begin Material for the task
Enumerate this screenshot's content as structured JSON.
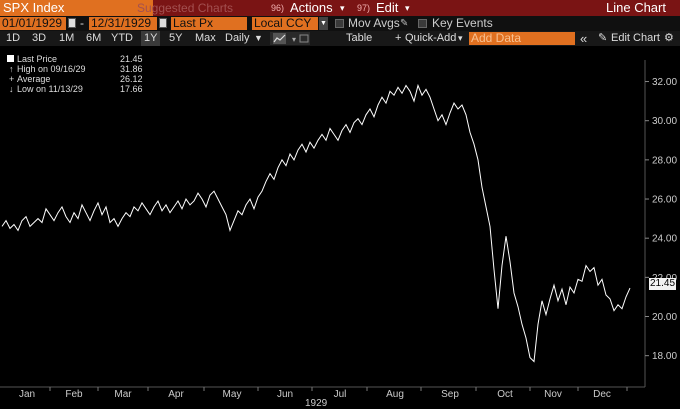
{
  "header": {
    "ticker": "SPX Index",
    "suggested": "Suggested Charts",
    "actions_num": "96)",
    "actions": "Actions",
    "edit_num": "97)",
    "edit": "Edit",
    "title": "Line Chart"
  },
  "controls": {
    "start_date": "01/01/1929",
    "end_date": "12/31/1929",
    "field": "Last Px",
    "currency": "Local CCY",
    "mov_avgs": "Mov Avgs",
    "key_events": "Key Events"
  },
  "toolbar": {
    "ranges": [
      "1D",
      "3D",
      "1M",
      "6M",
      "YTD",
      "1Y",
      "5Y",
      "Max"
    ],
    "active_range": "1Y",
    "frequency": "Daily",
    "table": "Table",
    "quick_add": "Quick-Add",
    "add_data_placeholder": "Add Data",
    "collapse": "«",
    "edit_chart": "Edit Chart",
    "settings_icon": "gear-icon"
  },
  "legend": {
    "last_label": "Last Price",
    "last_value": "21.45",
    "high_label": "High on 09/16/29",
    "high_value": "31.86",
    "avg_label": "Average",
    "avg_value": "26.12",
    "low_label": "Low on 11/13/29",
    "low_value": "17.66"
  },
  "last_price_tag": "21.45",
  "colors": {
    "header_bg": "#7a1414",
    "accent": "#e07020",
    "line": "#ffffff",
    "background": "#000000"
  },
  "chart_data": {
    "type": "line",
    "series": [
      {
        "values": [
          24.6,
          24.9,
          24.5,
          24.7,
          24.4,
          24.9,
          25.1,
          24.6,
          24.8,
          25.0,
          24.8,
          25.5,
          25.2,
          24.9,
          25.3,
          25.6,
          25.1,
          24.8,
          25.3,
          25.0,
          25.7,
          25.3,
          24.9,
          25.4,
          25.8,
          25.2,
          25.6,
          24.8,
          25.0,
          24.6,
          25.0,
          25.3,
          25.1,
          25.6,
          25.4,
          25.8,
          25.5,
          25.2,
          25.6,
          25.9,
          25.4,
          25.7,
          25.3,
          25.6,
          25.9,
          25.5,
          26.0,
          25.7,
          25.9,
          26.3,
          26.0,
          25.6,
          26.2,
          26.4,
          26.0,
          25.6,
          25.2,
          24.4,
          24.9,
          25.4,
          25.2,
          25.7,
          26.0,
          25.5,
          26.1,
          26.4,
          26.9,
          27.3,
          27.0,
          27.6,
          28.0,
          27.7,
          28.3,
          28.0,
          28.5,
          28.8,
          28.4,
          28.9,
          28.6,
          29.0,
          29.3,
          29.0,
          29.6,
          29.3,
          29.0,
          29.5,
          29.8,
          29.4,
          29.9,
          30.1,
          29.8,
          30.3,
          30.6,
          30.2,
          30.8,
          31.2,
          30.9,
          31.5,
          31.3,
          31.7,
          31.4,
          31.8,
          31.5,
          31.0,
          31.8,
          31.3,
          31.6,
          31.2,
          30.6,
          30.0,
          30.3,
          29.8,
          30.4,
          30.9,
          30.6,
          30.8,
          30.3,
          29.4,
          28.8,
          28.0,
          26.6,
          25.6,
          24.6,
          22.4,
          20.4,
          22.6,
          24.1,
          22.8,
          21.2,
          20.5,
          19.6,
          18.9,
          17.9,
          17.7,
          19.6,
          20.8,
          20.1,
          20.9,
          21.6,
          20.8,
          21.4,
          20.6,
          21.5,
          21.2,
          21.9,
          21.8,
          22.6,
          22.3,
          22.5,
          21.6,
          21.9,
          21.1,
          20.9,
          20.3,
          20.6,
          20.4,
          21.0,
          21.45
        ]
      }
    ],
    "yticks": [
      "32.00",
      "30.00",
      "28.00",
      "26.00",
      "24.00",
      "22.00",
      "20.00",
      "18.00"
    ],
    "ylim": [
      16.4,
      33.1
    ],
    "xticks": [
      "Jan",
      "Feb",
      "Mar",
      "Apr",
      "May",
      "Jun",
      "Jul",
      "Aug",
      "Sep",
      "Oct",
      "Nov",
      "Dec"
    ],
    "xlabel": "1929",
    "grid": false
  }
}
end Material for the task
What to produce: All records must be output exactly as they are, except for the pictures, which are left out.

Exercise response:
Enumerate this screenshot's content as structured JSON.
{
  "header": {
    "ticker": "SPX Index",
    "suggested": "Suggested Charts",
    "actions_num": "96)",
    "actions": "Actions",
    "edit_num": "97)",
    "edit": "Edit",
    "title": "Line Chart"
  },
  "controls": {
    "start_date": "01/01/1929",
    "end_date": "12/31/1929",
    "field": "Last Px",
    "currency": "Local CCY",
    "mov_avgs": "Mov Avgs",
    "key_events": "Key Events"
  },
  "toolbar": {
    "ranges": [
      "1D",
      "3D",
      "1M",
      "6M",
      "YTD",
      "1Y",
      "5Y",
      "Max"
    ],
    "active_range": "1Y",
    "frequency": "Daily",
    "table": "Table",
    "quick_add": "Quick-Add",
    "add_data_placeholder": "Add Data",
    "collapse": "«",
    "edit_chart": "Edit Chart",
    "settings_icon": "gear-icon"
  },
  "legend": {
    "last_label": "Last Price",
    "last_value": "21.45",
    "high_label": "High on 09/16/29",
    "high_value": "31.86",
    "avg_label": "Average",
    "avg_value": "26.12",
    "low_label": "Low on 11/13/29",
    "low_value": "17.66"
  },
  "last_price_tag": "21.45",
  "colors": {
    "header_bg": "#7a1414",
    "accent": "#e07020",
    "line": "#ffffff",
    "background": "#000000"
  },
  "chart_data": {
    "type": "line",
    "series": [
      {
        "values": [
          24.6,
          24.9,
          24.5,
          24.7,
          24.4,
          24.9,
          25.1,
          24.6,
          24.8,
          25.0,
          24.8,
          25.5,
          25.2,
          24.9,
          25.3,
          25.6,
          25.1,
          24.8,
          25.3,
          25.0,
          25.7,
          25.3,
          24.9,
          25.4,
          25.8,
          25.2,
          25.6,
          24.8,
          25.0,
          24.6,
          25.0,
          25.3,
          25.1,
          25.6,
          25.4,
          25.8,
          25.5,
          25.2,
          25.6,
          25.9,
          25.4,
          25.7,
          25.3,
          25.6,
          25.9,
          25.5,
          26.0,
          25.7,
          25.9,
          26.3,
          26.0,
          25.6,
          26.2,
          26.4,
          26.0,
          25.6,
          25.2,
          24.4,
          24.9,
          25.4,
          25.2,
          25.7,
          26.0,
          25.5,
          26.1,
          26.4,
          26.9,
          27.3,
          27.0,
          27.6,
          28.0,
          27.7,
          28.3,
          28.0,
          28.5,
          28.8,
          28.4,
          28.9,
          28.6,
          29.0,
          29.3,
          29.0,
          29.6,
          29.3,
          29.0,
          29.5,
          29.8,
          29.4,
          29.9,
          30.1,
          29.8,
          30.3,
          30.6,
          30.2,
          30.8,
          31.2,
          30.9,
          31.5,
          31.3,
          31.7,
          31.4,
          31.8,
          31.5,
          31.0,
          31.8,
          31.3,
          31.6,
          31.2,
          30.6,
          30.0,
          30.3,
          29.8,
          30.4,
          30.9,
          30.6,
          30.8,
          30.3,
          29.4,
          28.8,
          28.0,
          26.6,
          25.6,
          24.6,
          22.4,
          20.4,
          22.6,
          24.1,
          22.8,
          21.2,
          20.5,
          19.6,
          18.9,
          17.9,
          17.7,
          19.6,
          20.8,
          20.1,
          20.9,
          21.6,
          20.8,
          21.4,
          20.6,
          21.5,
          21.2,
          21.9,
          21.8,
          22.6,
          22.3,
          22.5,
          21.6,
          21.9,
          21.1,
          20.9,
          20.3,
          20.6,
          20.4,
          21.0,
          21.45
        ]
      }
    ],
    "yticks": [
      "32.00",
      "30.00",
      "28.00",
      "26.00",
      "24.00",
      "22.00",
      "20.00",
      "18.00"
    ],
    "ylim": [
      16.4,
      33.1
    ],
    "xticks": [
      "Jan",
      "Feb",
      "Mar",
      "Apr",
      "May",
      "Jun",
      "Jul",
      "Aug",
      "Sep",
      "Oct",
      "Nov",
      "Dec"
    ],
    "xlabel": "1929",
    "grid": false
  }
}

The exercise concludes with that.